| What the task asks |
Find the lines holding the string "name" in the data, then copy all of them.

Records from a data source

(begin)

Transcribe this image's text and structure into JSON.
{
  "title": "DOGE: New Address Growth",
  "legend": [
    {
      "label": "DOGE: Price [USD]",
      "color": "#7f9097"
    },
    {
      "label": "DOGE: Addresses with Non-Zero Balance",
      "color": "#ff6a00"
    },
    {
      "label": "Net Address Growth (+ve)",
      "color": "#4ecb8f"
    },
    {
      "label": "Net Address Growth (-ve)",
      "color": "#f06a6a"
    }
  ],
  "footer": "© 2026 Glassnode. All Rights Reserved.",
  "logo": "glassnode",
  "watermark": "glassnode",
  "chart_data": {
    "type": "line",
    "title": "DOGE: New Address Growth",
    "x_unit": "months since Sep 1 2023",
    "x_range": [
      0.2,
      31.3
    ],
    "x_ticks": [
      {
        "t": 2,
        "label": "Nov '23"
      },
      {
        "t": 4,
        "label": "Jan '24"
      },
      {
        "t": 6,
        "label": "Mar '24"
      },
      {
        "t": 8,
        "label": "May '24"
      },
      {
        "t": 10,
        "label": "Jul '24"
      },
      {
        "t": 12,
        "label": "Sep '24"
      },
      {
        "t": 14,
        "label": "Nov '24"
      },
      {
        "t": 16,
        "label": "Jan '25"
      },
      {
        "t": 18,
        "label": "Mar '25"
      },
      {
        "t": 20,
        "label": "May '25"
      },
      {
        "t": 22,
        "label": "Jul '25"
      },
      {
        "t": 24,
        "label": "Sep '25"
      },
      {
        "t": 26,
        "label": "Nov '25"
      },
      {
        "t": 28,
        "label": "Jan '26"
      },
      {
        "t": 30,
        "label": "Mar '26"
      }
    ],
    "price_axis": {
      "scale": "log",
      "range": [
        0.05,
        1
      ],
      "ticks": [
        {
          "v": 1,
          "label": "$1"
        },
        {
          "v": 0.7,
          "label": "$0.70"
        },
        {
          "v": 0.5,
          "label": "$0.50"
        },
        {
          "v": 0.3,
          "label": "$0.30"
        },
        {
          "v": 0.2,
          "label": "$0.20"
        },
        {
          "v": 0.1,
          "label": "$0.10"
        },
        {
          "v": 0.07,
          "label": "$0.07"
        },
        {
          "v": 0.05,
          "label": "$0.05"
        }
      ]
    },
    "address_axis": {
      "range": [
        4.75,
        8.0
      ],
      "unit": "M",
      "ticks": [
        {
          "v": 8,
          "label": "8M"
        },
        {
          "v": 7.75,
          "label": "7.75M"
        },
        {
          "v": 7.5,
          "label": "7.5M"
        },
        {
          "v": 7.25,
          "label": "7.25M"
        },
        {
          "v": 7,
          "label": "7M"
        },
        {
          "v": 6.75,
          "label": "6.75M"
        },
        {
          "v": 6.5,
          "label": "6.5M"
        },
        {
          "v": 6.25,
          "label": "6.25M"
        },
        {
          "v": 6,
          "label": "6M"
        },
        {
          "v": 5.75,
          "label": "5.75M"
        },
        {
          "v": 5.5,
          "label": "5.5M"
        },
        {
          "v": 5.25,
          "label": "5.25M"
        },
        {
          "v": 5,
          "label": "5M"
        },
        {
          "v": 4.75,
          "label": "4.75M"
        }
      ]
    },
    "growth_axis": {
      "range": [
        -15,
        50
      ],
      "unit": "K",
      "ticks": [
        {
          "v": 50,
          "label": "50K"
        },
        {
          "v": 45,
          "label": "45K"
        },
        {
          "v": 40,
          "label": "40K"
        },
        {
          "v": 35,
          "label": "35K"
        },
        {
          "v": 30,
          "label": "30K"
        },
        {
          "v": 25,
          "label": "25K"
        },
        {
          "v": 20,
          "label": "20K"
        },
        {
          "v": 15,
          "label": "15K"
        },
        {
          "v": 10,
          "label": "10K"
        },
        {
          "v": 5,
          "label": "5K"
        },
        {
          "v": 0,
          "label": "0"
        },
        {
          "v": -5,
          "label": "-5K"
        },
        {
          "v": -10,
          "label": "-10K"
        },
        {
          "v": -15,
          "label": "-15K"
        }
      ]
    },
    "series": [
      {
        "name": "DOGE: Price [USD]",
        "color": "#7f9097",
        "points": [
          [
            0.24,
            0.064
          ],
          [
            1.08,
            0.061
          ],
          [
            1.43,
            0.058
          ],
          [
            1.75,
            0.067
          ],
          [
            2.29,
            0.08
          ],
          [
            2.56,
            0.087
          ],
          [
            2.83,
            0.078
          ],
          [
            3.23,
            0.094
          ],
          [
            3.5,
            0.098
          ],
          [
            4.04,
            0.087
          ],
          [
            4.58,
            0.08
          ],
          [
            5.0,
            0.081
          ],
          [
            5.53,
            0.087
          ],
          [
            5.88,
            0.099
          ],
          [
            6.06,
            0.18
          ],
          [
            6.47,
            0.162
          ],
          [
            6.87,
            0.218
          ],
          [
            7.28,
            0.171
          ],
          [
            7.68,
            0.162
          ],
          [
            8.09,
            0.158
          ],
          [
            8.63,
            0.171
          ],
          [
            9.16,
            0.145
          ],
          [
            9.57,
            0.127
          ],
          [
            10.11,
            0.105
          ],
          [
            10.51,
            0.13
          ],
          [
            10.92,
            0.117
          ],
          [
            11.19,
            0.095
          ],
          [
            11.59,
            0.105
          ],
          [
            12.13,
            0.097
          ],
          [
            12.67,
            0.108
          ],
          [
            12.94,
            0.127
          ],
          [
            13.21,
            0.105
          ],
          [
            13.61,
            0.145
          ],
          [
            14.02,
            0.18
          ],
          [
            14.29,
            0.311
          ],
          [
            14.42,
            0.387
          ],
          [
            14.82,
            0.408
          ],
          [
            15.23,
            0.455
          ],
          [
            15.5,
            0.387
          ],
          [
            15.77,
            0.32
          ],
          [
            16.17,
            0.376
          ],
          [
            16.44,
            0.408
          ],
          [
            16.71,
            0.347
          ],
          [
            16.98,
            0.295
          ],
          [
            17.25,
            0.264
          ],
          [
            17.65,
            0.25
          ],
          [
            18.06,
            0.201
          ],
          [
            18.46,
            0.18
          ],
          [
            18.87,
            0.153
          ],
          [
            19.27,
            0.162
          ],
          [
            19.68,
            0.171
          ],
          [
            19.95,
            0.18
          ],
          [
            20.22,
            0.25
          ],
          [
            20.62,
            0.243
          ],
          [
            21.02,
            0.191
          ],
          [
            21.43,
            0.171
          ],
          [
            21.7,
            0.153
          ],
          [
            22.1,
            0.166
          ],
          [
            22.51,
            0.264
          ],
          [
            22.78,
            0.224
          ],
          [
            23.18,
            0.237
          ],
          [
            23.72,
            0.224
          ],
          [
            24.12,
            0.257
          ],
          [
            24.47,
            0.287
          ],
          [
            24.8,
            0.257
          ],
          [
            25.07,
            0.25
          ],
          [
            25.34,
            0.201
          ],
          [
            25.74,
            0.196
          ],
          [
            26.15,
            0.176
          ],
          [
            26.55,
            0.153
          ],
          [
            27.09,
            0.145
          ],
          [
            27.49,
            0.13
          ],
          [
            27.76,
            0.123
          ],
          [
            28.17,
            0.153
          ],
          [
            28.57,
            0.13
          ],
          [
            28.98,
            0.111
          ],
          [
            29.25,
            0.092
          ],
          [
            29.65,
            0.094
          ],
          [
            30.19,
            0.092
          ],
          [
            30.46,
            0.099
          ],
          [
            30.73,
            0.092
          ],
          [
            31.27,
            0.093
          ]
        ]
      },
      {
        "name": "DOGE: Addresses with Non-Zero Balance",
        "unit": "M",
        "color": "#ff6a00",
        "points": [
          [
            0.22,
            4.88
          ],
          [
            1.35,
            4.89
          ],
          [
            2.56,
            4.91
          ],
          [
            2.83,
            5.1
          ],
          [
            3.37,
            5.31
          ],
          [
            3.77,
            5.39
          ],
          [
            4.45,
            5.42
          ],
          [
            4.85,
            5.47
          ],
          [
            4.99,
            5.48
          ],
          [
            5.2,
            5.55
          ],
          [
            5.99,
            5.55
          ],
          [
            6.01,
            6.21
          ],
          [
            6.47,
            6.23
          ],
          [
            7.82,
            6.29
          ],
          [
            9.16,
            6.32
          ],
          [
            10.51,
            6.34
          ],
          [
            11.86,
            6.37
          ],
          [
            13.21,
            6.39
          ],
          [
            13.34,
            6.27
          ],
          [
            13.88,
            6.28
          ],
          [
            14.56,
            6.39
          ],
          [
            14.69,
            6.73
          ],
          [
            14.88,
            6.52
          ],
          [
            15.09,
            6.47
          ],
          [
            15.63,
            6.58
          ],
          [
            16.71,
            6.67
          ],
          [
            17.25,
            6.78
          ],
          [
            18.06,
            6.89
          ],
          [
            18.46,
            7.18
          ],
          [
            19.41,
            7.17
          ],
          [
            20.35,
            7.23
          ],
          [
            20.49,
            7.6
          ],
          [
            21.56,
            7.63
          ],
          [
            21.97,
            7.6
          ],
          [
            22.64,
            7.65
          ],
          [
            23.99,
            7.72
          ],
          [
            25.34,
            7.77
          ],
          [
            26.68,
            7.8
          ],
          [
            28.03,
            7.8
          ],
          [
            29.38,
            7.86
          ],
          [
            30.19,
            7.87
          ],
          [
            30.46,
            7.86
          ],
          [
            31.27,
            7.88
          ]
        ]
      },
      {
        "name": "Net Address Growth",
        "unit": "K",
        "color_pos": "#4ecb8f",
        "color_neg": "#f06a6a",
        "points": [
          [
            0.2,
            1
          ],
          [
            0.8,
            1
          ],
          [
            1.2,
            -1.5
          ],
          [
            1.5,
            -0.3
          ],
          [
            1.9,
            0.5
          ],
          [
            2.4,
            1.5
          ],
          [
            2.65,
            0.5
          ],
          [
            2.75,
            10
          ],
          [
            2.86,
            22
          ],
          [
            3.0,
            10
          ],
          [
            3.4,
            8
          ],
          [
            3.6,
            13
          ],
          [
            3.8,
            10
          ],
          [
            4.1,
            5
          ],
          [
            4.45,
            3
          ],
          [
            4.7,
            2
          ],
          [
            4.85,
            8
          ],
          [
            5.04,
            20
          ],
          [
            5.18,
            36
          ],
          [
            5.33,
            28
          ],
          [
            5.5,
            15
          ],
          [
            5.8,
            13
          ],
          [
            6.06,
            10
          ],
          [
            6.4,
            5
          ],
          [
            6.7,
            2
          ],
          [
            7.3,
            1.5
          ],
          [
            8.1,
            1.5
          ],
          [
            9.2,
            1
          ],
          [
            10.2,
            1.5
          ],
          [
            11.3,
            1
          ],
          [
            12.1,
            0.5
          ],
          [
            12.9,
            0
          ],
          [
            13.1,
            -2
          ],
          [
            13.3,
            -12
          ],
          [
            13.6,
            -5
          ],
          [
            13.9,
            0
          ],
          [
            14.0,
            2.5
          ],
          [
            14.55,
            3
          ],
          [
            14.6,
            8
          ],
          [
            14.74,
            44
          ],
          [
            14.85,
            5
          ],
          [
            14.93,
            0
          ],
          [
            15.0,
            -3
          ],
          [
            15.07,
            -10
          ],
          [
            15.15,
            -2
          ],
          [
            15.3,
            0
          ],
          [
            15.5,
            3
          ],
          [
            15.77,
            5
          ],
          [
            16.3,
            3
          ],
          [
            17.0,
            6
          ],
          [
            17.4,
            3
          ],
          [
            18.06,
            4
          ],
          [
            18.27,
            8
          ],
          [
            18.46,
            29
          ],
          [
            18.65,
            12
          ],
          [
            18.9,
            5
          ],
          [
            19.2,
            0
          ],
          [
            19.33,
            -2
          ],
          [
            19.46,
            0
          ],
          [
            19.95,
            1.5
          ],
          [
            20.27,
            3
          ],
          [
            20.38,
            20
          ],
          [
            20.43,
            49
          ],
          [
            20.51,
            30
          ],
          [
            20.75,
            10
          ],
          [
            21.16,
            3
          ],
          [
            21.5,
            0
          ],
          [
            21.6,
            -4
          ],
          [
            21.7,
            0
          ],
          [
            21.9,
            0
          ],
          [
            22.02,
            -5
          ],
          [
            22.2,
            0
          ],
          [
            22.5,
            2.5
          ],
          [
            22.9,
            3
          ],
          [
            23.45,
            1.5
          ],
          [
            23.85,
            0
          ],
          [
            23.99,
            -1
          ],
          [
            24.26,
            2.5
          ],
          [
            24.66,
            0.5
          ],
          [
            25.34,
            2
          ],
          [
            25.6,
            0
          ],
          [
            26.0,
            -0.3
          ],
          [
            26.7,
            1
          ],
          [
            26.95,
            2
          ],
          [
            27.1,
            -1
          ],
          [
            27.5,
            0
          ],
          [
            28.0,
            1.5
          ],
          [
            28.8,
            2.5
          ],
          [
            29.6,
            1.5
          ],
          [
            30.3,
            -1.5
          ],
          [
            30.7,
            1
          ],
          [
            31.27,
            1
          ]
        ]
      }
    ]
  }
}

(end)

| Solution |
        "name": "DOGE: Price [USD]",
        "name": "DOGE: Addresses with Non-Zero Balance",
        "name": "Net Address Growth",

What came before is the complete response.